Requirements
Copy out every record below with complete accuracy.

-=-=-=-=-

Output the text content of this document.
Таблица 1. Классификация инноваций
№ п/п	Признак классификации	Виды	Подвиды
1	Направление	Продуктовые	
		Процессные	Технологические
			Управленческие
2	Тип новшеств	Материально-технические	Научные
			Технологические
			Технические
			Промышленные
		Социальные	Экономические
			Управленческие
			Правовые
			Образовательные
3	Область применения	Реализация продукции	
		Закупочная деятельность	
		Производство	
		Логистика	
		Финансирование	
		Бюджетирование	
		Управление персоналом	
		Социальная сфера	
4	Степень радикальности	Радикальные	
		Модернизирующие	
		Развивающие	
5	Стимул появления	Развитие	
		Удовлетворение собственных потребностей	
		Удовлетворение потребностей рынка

-=-=-=-=-

Task result
Output the text content of this document.
Таблица 1. Классификация инноваций
№ п/п	Признак классификации	Виды	Подвиды
1	Направление	Продуктовые	
		Процессные	Технологические
			Управленческие
2	Тип новшеств	Материально-технические	Научные
			Технологические
			Технические
			Промышленные
		Социальные	Экономические
			Управленческие
			Правовые
			Образовательные
3	Область применения	Реализация продукции	
		Закупочная деятельность	
		Производство	
		Логистика	
		Финансирование	
		Бюджетирование	
		Управление персоналом	
		Социальная сфера	
4	Степень радикальности	Радикальные	
		Модернизирующие	
		Развивающие	
5	Стимул появления	Развитие	
		Удовлетворение собственных потребностей	
		Удовлетворение потребностей рынка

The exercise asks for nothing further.